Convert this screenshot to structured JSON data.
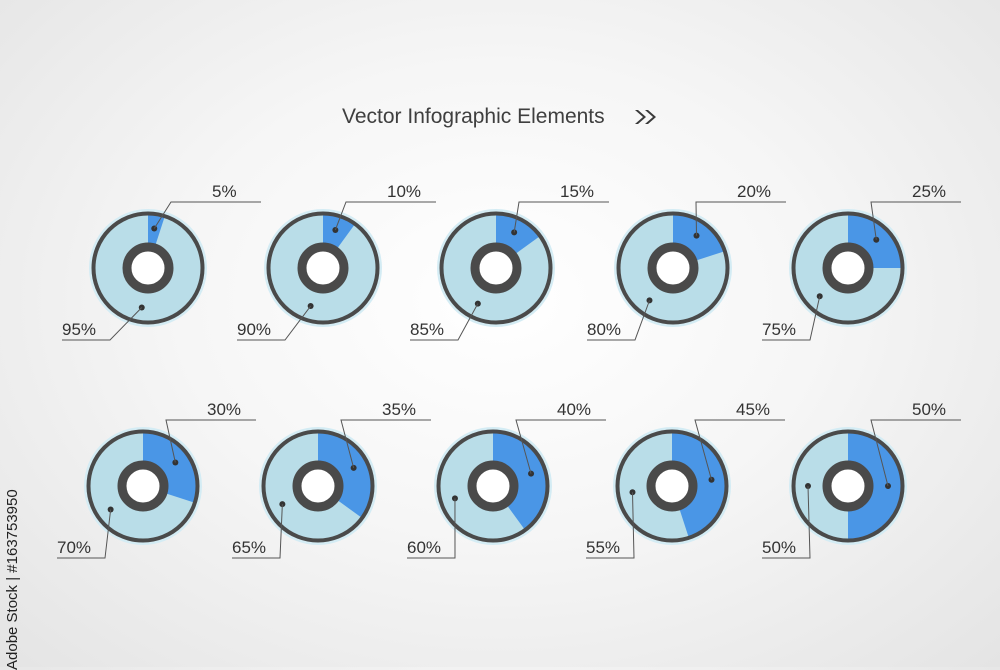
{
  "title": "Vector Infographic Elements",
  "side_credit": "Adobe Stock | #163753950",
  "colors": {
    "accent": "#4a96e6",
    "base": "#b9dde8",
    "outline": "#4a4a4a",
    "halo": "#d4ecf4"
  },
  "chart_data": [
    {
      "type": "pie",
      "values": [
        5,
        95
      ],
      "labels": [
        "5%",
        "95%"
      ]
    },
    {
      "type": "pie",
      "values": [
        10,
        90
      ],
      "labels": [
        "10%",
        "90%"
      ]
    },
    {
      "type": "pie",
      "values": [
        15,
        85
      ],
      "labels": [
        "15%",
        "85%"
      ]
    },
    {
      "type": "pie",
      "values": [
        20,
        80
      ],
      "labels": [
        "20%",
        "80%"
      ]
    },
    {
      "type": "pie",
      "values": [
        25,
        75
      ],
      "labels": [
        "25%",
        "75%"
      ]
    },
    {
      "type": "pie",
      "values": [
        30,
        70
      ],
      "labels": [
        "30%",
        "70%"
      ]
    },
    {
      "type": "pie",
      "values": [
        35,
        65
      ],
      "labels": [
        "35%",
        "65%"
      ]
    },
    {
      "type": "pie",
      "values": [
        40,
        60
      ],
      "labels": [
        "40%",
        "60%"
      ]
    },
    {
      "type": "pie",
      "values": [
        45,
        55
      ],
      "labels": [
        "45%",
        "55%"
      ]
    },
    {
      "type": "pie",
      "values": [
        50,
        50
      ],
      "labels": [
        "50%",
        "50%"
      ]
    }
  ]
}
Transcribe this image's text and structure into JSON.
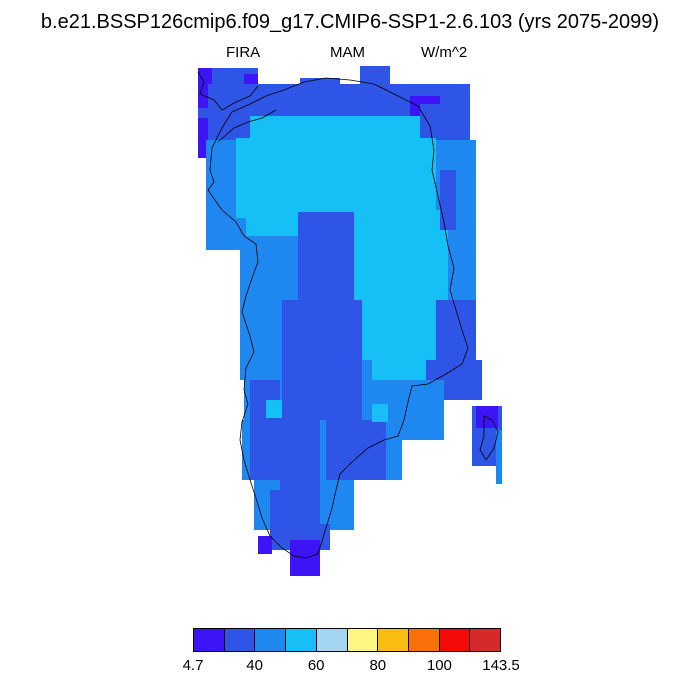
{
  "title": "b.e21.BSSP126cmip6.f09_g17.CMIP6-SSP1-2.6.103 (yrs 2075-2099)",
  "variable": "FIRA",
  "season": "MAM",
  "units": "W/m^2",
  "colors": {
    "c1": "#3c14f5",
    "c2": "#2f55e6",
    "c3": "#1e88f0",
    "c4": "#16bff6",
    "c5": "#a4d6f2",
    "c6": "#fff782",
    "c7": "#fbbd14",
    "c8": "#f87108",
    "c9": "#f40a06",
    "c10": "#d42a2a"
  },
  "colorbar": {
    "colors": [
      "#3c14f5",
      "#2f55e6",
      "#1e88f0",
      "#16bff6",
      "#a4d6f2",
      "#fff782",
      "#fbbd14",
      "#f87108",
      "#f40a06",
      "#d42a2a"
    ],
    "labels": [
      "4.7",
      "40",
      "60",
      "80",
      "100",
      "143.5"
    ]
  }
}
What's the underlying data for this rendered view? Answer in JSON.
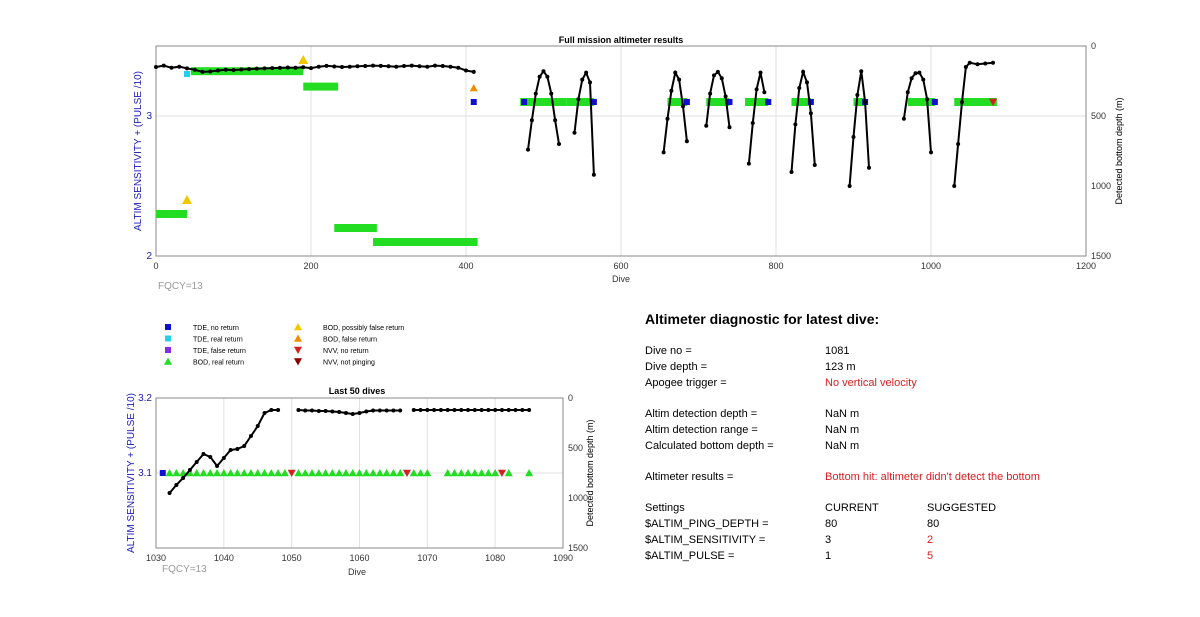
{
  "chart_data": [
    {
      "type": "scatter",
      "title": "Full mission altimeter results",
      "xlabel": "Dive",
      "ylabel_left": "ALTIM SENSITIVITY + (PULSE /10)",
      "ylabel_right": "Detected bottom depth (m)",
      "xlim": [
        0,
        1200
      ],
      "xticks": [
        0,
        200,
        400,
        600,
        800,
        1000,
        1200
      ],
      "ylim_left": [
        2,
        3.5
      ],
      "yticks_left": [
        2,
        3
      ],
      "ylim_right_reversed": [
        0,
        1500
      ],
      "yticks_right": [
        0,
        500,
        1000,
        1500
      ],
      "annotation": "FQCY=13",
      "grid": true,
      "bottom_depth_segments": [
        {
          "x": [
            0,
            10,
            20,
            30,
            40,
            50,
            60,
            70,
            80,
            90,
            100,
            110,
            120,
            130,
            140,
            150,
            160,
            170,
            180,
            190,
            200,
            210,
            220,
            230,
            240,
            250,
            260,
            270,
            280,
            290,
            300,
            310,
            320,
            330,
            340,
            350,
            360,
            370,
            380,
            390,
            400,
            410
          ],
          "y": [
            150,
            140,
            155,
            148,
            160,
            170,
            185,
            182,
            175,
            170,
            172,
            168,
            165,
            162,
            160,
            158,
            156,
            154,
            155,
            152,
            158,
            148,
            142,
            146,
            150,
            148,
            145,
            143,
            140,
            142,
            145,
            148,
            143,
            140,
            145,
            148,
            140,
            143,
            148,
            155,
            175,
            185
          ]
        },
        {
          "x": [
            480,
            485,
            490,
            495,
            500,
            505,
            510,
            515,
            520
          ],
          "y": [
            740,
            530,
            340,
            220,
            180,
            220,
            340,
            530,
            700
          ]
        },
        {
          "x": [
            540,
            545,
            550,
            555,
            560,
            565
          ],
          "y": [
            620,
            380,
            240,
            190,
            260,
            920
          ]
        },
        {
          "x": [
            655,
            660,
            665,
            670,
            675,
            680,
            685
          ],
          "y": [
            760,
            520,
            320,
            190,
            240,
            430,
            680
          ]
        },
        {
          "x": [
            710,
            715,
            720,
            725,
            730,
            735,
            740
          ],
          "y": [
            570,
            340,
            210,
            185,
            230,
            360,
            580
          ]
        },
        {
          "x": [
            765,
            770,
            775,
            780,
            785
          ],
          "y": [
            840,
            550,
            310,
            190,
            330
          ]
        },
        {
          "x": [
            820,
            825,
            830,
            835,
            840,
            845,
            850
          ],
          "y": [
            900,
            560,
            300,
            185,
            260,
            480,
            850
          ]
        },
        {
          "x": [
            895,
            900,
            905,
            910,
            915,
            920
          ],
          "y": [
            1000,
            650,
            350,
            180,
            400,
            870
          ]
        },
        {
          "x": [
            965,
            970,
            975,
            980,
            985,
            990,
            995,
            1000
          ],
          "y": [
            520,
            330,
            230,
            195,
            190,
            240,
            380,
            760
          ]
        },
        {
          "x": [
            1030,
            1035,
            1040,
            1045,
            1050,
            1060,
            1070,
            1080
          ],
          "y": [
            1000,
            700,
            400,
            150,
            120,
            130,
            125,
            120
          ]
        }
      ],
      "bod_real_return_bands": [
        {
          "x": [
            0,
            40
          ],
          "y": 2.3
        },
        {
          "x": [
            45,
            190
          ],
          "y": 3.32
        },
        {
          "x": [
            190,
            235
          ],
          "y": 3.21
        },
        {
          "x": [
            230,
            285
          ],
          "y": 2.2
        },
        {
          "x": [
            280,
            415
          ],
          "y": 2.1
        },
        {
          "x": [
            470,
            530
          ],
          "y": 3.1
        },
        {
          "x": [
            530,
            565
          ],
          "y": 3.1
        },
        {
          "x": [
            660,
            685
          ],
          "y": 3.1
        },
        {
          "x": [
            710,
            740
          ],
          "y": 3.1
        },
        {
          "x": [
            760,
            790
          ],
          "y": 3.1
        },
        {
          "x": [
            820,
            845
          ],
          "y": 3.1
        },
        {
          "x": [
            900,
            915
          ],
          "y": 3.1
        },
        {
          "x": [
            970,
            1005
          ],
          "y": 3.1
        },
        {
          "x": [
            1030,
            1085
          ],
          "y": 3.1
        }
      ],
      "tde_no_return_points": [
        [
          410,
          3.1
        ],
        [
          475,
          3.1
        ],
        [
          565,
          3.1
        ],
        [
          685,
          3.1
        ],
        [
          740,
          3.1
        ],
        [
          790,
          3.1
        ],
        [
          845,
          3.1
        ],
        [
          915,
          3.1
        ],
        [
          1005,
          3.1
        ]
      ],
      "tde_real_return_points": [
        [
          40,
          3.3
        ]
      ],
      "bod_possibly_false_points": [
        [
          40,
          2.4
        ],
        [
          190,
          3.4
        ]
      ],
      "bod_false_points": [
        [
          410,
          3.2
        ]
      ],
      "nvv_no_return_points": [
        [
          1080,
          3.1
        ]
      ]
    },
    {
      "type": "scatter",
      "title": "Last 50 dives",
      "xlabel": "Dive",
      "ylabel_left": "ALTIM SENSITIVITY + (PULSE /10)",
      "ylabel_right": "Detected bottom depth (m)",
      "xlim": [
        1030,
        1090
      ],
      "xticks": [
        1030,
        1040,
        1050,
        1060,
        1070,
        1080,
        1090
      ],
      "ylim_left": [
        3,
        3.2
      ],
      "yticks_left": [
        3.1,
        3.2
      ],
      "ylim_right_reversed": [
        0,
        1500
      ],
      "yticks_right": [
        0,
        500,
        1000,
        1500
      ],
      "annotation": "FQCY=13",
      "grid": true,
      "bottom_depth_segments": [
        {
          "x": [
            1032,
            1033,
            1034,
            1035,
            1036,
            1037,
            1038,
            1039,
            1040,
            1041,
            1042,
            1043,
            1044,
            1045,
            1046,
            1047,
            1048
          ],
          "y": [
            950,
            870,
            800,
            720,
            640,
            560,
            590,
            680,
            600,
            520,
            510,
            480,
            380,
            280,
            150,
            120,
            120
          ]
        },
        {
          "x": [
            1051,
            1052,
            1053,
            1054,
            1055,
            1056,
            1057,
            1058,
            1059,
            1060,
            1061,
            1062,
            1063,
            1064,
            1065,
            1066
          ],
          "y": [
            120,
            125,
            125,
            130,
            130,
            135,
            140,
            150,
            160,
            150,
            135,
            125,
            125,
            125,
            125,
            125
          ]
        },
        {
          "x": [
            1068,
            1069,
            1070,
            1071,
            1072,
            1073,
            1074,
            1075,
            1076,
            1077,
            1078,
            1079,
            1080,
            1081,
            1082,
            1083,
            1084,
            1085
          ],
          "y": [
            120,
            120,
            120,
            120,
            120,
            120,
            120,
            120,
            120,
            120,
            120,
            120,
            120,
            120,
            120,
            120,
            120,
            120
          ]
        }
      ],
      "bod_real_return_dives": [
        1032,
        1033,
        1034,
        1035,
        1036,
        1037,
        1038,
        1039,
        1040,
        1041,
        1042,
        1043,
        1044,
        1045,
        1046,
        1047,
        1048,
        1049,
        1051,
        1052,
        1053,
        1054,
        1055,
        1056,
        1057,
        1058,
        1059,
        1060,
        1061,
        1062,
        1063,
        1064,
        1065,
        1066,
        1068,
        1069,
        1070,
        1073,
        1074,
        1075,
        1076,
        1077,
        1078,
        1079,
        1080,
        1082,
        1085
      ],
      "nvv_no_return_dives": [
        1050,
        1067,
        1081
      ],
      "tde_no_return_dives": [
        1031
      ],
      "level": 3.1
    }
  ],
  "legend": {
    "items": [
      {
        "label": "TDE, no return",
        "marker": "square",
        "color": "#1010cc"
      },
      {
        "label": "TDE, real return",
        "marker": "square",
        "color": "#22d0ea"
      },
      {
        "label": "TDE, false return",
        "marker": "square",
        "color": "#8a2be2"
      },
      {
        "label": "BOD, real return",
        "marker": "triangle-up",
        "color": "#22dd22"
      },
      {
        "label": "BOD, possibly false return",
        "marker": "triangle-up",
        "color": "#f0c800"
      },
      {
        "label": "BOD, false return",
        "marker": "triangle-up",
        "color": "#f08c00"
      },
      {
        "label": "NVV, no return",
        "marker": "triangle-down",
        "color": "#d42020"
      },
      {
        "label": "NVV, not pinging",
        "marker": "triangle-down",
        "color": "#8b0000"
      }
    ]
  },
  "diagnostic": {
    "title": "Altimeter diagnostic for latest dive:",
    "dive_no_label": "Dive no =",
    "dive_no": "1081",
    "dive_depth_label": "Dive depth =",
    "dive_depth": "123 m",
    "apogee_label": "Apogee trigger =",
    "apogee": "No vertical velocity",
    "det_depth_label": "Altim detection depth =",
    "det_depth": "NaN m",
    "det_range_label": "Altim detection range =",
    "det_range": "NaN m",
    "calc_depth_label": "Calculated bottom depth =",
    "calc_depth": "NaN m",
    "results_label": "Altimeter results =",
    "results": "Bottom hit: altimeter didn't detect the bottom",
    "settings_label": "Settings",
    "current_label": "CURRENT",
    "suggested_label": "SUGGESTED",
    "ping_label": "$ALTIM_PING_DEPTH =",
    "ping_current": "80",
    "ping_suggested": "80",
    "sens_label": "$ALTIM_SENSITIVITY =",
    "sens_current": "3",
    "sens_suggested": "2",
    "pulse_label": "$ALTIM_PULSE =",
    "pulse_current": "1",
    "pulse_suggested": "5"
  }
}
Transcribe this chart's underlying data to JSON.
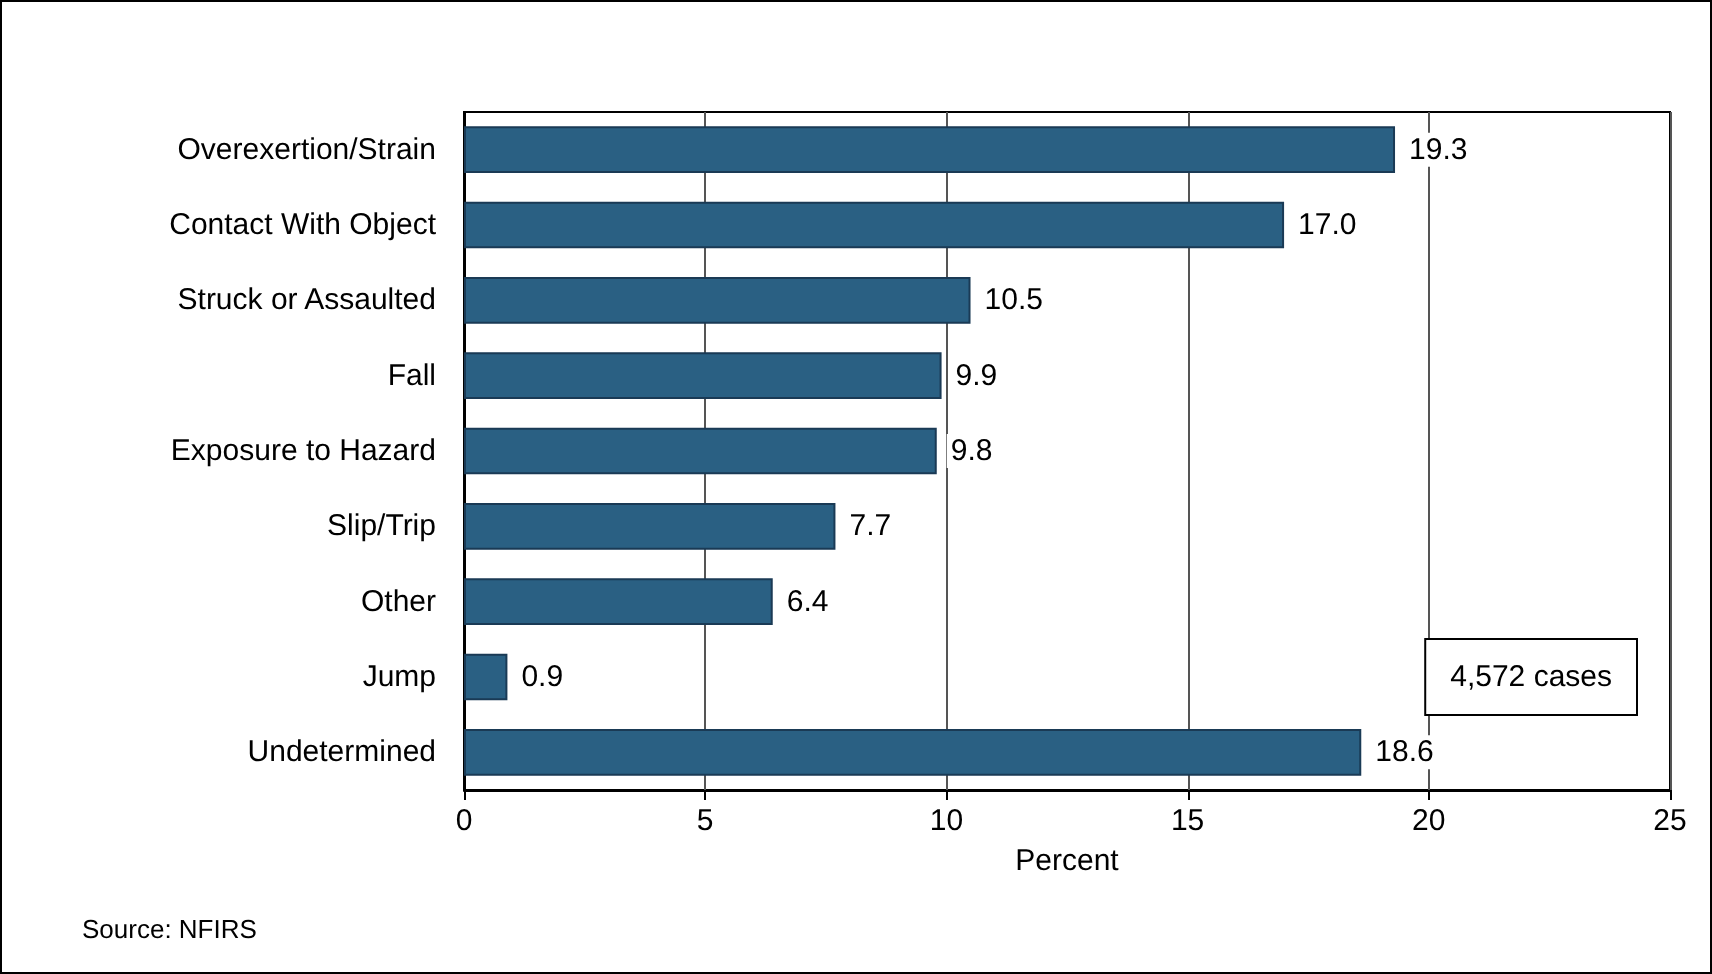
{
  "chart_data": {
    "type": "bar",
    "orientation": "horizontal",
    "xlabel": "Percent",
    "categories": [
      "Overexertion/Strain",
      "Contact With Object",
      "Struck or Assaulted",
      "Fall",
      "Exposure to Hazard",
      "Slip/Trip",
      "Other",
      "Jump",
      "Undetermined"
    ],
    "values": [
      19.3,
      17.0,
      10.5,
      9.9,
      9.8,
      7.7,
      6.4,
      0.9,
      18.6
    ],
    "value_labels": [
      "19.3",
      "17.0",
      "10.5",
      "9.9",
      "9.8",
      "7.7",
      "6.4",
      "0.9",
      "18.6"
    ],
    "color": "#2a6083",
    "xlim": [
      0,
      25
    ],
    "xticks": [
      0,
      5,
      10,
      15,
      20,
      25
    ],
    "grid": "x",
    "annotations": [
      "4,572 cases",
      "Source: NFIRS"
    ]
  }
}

TASK DIRECTIONS ::
Examine the listing and say how many of its lines contain the string "title". Give the number alone.

RESULT OF THE TASK ::
5